* BEGIN *

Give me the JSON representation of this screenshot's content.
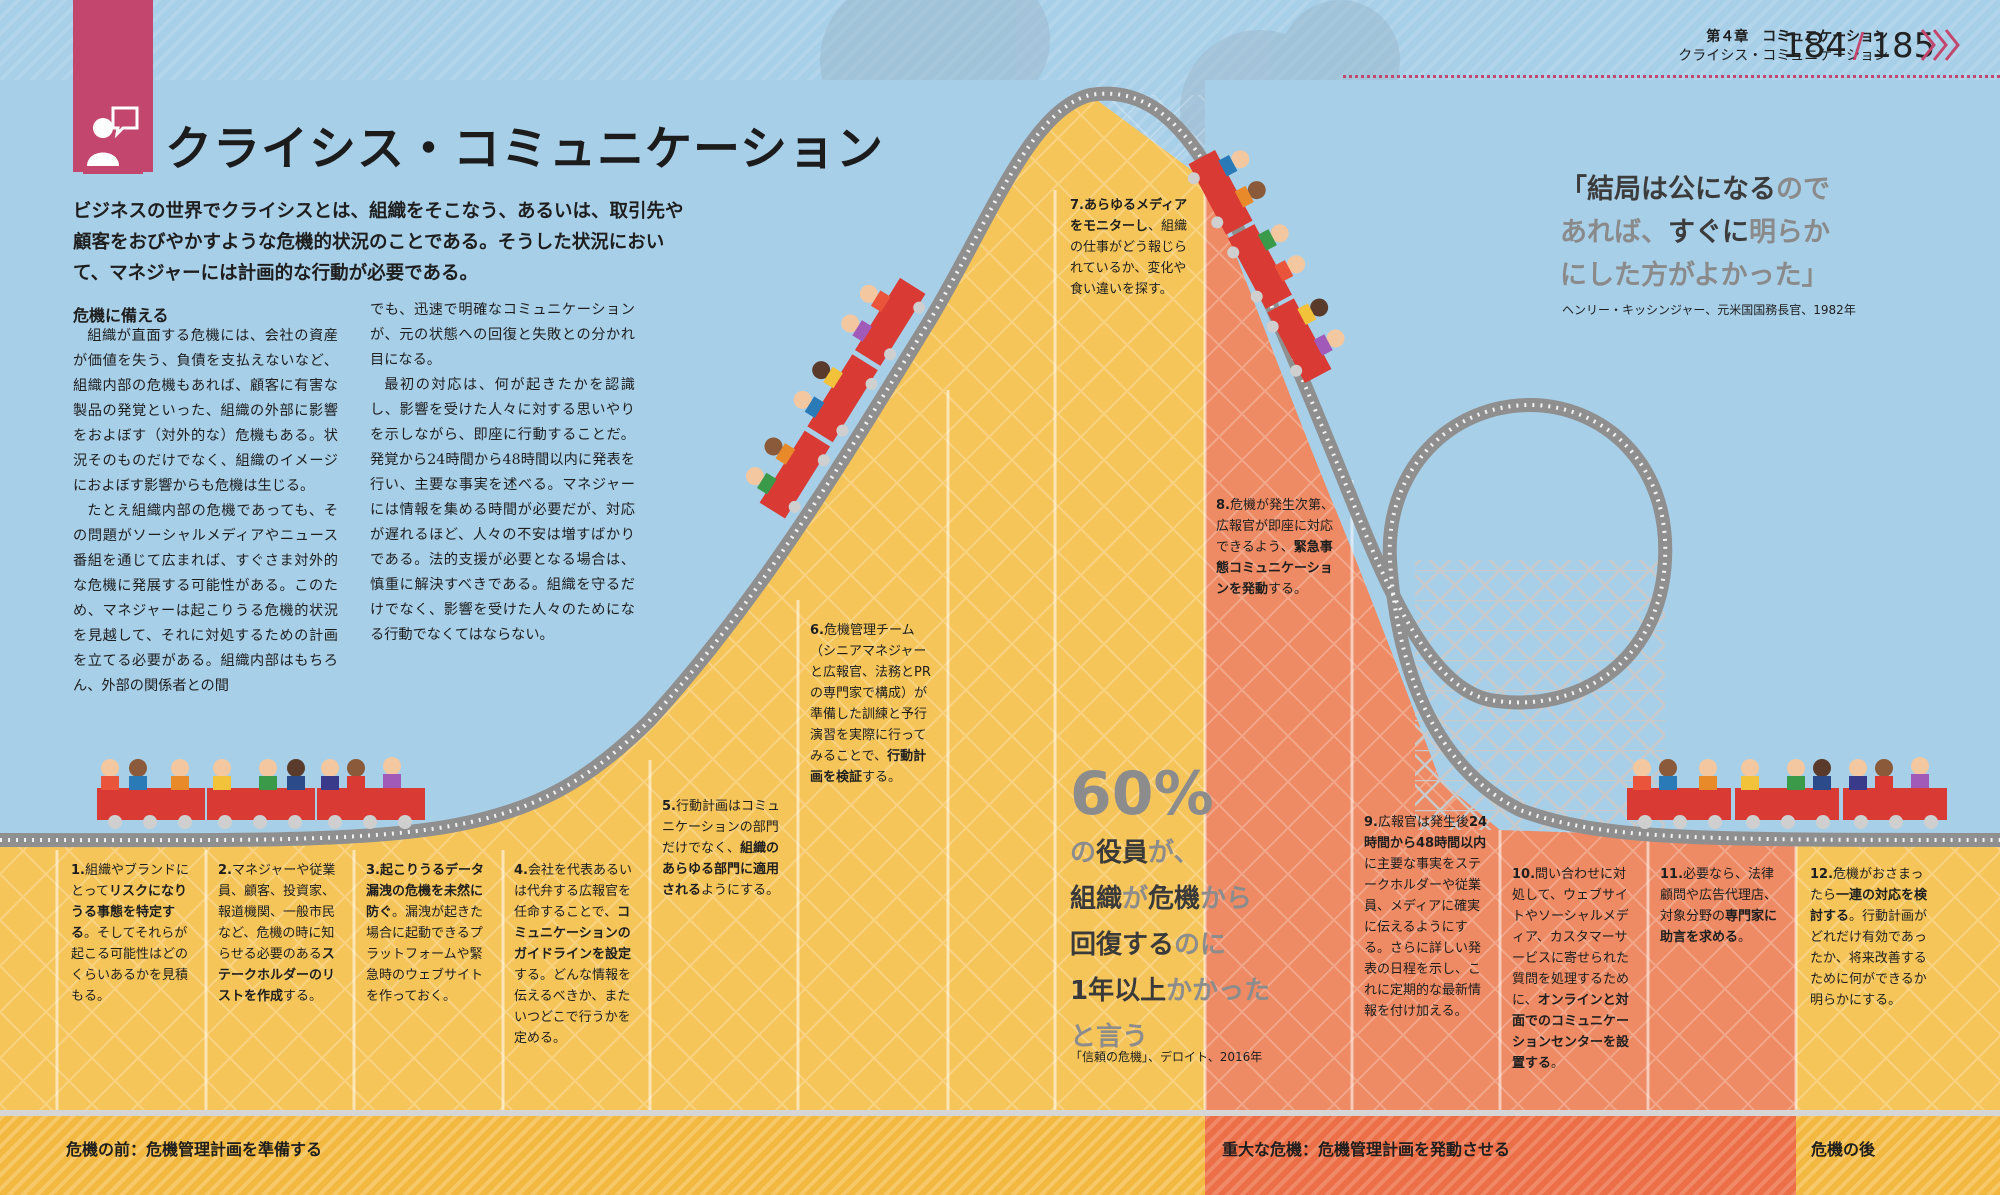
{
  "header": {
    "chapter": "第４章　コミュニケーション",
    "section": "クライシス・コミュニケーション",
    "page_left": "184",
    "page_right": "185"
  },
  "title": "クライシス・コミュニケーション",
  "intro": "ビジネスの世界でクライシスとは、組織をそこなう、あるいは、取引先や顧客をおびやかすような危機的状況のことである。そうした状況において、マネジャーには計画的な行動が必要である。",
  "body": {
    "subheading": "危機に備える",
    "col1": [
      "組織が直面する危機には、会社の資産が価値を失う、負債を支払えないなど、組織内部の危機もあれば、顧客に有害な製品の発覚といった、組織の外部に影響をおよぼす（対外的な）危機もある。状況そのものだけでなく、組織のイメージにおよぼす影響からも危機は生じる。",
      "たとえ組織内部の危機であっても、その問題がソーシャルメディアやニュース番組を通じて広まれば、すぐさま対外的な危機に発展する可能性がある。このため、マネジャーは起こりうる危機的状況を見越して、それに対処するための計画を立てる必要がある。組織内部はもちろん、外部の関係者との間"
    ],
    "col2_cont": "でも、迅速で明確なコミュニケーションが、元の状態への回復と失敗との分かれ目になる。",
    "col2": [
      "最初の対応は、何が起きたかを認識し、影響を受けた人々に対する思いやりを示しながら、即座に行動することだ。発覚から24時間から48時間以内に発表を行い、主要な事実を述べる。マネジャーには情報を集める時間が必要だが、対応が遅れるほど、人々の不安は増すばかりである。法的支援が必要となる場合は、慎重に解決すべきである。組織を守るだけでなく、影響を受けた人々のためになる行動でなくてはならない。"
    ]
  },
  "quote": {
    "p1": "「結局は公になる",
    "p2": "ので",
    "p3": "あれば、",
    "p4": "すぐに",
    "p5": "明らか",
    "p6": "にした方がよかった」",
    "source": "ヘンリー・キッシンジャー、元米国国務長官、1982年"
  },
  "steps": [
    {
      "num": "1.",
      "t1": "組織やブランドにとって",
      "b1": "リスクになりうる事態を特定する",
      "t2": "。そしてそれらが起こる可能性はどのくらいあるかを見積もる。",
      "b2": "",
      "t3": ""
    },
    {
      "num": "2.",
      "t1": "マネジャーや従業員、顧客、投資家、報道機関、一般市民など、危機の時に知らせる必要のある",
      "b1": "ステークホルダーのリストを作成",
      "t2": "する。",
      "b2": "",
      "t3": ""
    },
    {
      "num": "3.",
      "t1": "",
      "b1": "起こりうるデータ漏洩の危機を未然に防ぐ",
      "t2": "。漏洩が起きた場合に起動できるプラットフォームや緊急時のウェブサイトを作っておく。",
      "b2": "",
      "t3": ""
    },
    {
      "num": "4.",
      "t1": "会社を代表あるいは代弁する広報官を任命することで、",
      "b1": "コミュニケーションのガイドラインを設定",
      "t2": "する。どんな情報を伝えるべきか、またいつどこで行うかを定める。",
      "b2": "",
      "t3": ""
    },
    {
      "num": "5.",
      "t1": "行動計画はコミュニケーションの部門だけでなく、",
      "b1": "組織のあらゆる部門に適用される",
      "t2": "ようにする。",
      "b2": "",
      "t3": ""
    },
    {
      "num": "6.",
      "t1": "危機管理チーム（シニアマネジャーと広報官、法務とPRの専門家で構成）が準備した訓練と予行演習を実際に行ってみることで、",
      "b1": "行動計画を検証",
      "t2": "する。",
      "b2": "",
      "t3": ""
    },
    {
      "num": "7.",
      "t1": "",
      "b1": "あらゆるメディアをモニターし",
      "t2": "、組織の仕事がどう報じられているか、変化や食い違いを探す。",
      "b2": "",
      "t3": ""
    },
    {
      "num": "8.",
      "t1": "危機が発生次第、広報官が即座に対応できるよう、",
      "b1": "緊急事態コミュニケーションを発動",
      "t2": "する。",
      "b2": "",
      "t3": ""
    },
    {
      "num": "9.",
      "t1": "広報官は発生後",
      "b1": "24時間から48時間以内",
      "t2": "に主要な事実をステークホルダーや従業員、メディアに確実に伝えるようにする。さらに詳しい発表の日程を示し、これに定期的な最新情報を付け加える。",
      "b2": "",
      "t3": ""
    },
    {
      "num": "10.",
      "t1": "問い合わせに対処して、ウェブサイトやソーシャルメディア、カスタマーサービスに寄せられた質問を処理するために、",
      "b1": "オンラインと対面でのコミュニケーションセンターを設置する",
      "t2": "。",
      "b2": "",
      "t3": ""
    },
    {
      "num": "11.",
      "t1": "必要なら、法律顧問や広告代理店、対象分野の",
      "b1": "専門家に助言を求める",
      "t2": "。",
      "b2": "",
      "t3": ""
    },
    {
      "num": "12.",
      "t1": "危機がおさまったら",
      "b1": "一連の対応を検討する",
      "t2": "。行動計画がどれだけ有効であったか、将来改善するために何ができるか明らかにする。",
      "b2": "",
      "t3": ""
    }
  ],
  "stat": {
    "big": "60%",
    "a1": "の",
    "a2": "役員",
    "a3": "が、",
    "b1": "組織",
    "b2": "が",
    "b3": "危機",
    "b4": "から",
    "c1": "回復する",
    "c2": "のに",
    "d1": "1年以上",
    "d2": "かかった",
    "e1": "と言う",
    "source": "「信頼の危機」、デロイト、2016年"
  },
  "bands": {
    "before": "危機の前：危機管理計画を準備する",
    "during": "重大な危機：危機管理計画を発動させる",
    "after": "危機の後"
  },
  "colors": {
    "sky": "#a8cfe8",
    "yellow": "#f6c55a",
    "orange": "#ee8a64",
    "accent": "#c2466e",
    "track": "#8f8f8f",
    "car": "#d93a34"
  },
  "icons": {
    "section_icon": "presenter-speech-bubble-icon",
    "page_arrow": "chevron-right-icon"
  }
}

* END *

Reproduce each record above by retyping it exactly; omit all images.

Give me the JSON representation of this screenshot's content.
{
  "header": {
    "chapter": "第４章　コミュニケーション",
    "section": "クライシス・コミュニケーション",
    "page_left": "184",
    "page_right": "185"
  },
  "title": "クライシス・コミュニケーション",
  "intro": "ビジネスの世界でクライシスとは、組織をそこなう、あるいは、取引先や顧客をおびやかすような危機的状況のことである。そうした状況において、マネジャーには計画的な行動が必要である。",
  "body": {
    "subheading": "危機に備える",
    "col1": [
      "組織が直面する危機には、会社の資産が価値を失う、負債を支払えないなど、組織内部の危機もあれば、顧客に有害な製品の発覚といった、組織の外部に影響をおよぼす（対外的な）危機もある。状況そのものだけでなく、組織のイメージにおよぼす影響からも危機は生じる。",
      "たとえ組織内部の危機であっても、その問題がソーシャルメディアやニュース番組を通じて広まれば、すぐさま対外的な危機に発展する可能性がある。このため、マネジャーは起こりうる危機的状況を見越して、それに対処するための計画を立てる必要がある。組織内部はもちろん、外部の関係者との間"
    ],
    "col2_cont": "でも、迅速で明確なコミュニケーションが、元の状態への回復と失敗との分かれ目になる。",
    "col2": [
      "最初の対応は、何が起きたかを認識し、影響を受けた人々に対する思いやりを示しながら、即座に行動することだ。発覚から24時間から48時間以内に発表を行い、主要な事実を述べる。マネジャーには情報を集める時間が必要だが、対応が遅れるほど、人々の不安は増すばかりである。法的支援が必要となる場合は、慎重に解決すべきである。組織を守るだけでなく、影響を受けた人々のためになる行動でなくてはならない。"
    ]
  },
  "quote": {
    "p1": "「結局は公になる",
    "p2": "ので",
    "p3": "あれば、",
    "p4": "すぐに",
    "p5": "明らか",
    "p6": "にした方がよかった」",
    "source": "ヘンリー・キッシンジャー、元米国国務長官、1982年"
  },
  "steps": [
    {
      "num": "1.",
      "t1": "組織やブランドにとって",
      "b1": "リスクになりうる事態を特定する",
      "t2": "。そしてそれらが起こる可能性はどのくらいあるかを見積もる。",
      "b2": "",
      "t3": ""
    },
    {
      "num": "2.",
      "t1": "マネジャーや従業員、顧客、投資家、報道機関、一般市民など、危機の時に知らせる必要のある",
      "b1": "ステークホルダーのリストを作成",
      "t2": "する。",
      "b2": "",
      "t3": ""
    },
    {
      "num": "3.",
      "t1": "",
      "b1": "起こりうるデータ漏洩の危機を未然に防ぐ",
      "t2": "。漏洩が起きた場合に起動できるプラットフォームや緊急時のウェブサイトを作っておく。",
      "b2": "",
      "t3": ""
    },
    {
      "num": "4.",
      "t1": "会社を代表あるいは代弁する広報官を任命することで、",
      "b1": "コミュニケーションのガイドラインを設定",
      "t2": "する。どんな情報を伝えるべきか、またいつどこで行うかを定める。",
      "b2": "",
      "t3": ""
    },
    {
      "num": "5.",
      "t1": "行動計画はコミュニケーションの部門だけでなく、",
      "b1": "組織のあらゆる部門に適用される",
      "t2": "ようにする。",
      "b2": "",
      "t3": ""
    },
    {
      "num": "6.",
      "t1": "危機管理チーム（シニアマネジャーと広報官、法務とPRの専門家で構成）が準備した訓練と予行演習を実際に行ってみることで、",
      "b1": "行動計画を検証",
      "t2": "する。",
      "b2": "",
      "t3": ""
    },
    {
      "num": "7.",
      "t1": "",
      "b1": "あらゆるメディアをモニターし",
      "t2": "、組織の仕事がどう報じられているか、変化や食い違いを探す。",
      "b2": "",
      "t3": ""
    },
    {
      "num": "8.",
      "t1": "危機が発生次第、広報官が即座に対応できるよう、",
      "b1": "緊急事態コミュニケーションを発動",
      "t2": "する。",
      "b2": "",
      "t3": ""
    },
    {
      "num": "9.",
      "t1": "広報官は発生後",
      "b1": "24時間から48時間以内",
      "t2": "に主要な事実をステークホルダーや従業員、メディアに確実に伝えるようにする。さらに詳しい発表の日程を示し、これに定期的な最新情報を付け加える。",
      "b2": "",
      "t3": ""
    },
    {
      "num": "10.",
      "t1": "問い合わせに対処して、ウェブサイトやソーシャルメディア、カスタマーサービスに寄せられた質問を処理するために、",
      "b1": "オンラインと対面でのコミュニケーションセンターを設置する",
      "t2": "。",
      "b2": "",
      "t3": ""
    },
    {
      "num": "11.",
      "t1": "必要なら、法律顧問や広告代理店、対象分野の",
      "b1": "専門家に助言を求める",
      "t2": "。",
      "b2": "",
      "t3": ""
    },
    {
      "num": "12.",
      "t1": "危機がおさまったら",
      "b1": "一連の対応を検討する",
      "t2": "。行動計画がどれだけ有効であったか、将来改善するために何ができるか明らかにする。",
      "b2": "",
      "t3": ""
    }
  ],
  "stat": {
    "big": "60%",
    "a1": "の",
    "a2": "役員",
    "a3": "が、",
    "b1": "組織",
    "b2": "が",
    "b3": "危機",
    "b4": "から",
    "c1": "回復する",
    "c2": "のに",
    "d1": "1年以上",
    "d2": "かかった",
    "e1": "と言う",
    "source": "「信頼の危機」、デロイト、2016年"
  },
  "bands": {
    "before": "危機の前：危機管理計画を準備する",
    "during": "重大な危機：危機管理計画を発動させる",
    "after": "危機の後"
  },
  "colors": {
    "sky": "#a8cfe8",
    "yellow": "#f6c55a",
    "orange": "#ee8a64",
    "accent": "#c2466e",
    "track": "#8f8f8f",
    "car": "#d93a34"
  },
  "icons": {
    "section_icon": "presenter-speech-bubble-icon",
    "page_arrow": "chevron-right-icon"
  }
}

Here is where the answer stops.